__DATA PROVIDED__:
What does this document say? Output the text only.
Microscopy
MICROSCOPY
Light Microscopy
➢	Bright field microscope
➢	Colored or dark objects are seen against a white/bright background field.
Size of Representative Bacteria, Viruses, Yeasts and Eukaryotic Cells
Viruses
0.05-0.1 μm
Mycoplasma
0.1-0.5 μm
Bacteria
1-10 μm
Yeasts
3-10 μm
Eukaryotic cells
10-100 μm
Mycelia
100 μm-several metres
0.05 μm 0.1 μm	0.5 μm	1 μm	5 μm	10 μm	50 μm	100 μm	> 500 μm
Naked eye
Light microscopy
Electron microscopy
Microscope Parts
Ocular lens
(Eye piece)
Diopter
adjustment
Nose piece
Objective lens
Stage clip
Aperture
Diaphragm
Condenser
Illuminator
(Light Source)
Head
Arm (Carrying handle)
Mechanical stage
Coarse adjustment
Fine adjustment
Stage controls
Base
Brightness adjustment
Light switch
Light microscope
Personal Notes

__WHAT YOU NEED TO DO__: Each line in the listing above is to be returned unchanged.

__FINISHED TASK__:
What does this document say? Output the text only.
Microscopy
MICROSCOPY
Light Microscopy
➢	Bright field microscope
➢	Colored or dark objects are seen against a white/bright background field.
Size of Representative Bacteria, Viruses, Yeasts and Eukaryotic Cells
Viruses
0.05-0.1 μm
Mycoplasma
0.1-0.5 μm
Bacteria
1-10 μm
Yeasts
3-10 μm
Eukaryotic cells
10-100 μm
Mycelia
100 μm-several metres
0.05 μm 0.1 μm	0.5 μm	1 μm	5 μm	10 μm	50 μm	100 μm	> 500 μm
Naked eye
Light microscopy
Electron microscopy
Microscope Parts
Ocular lens
(Eye piece)
Diopter
adjustment
Nose piece
Objective lens
Stage clip
Aperture
Diaphragm
Condenser
Illuminator
(Light Source)
Head
Arm (Carrying handle)
Mechanical stage
Coarse adjustment
Fine adjustment
Stage controls
Base
Brightness adjustment
Light switch
Light microscope
Personal Notes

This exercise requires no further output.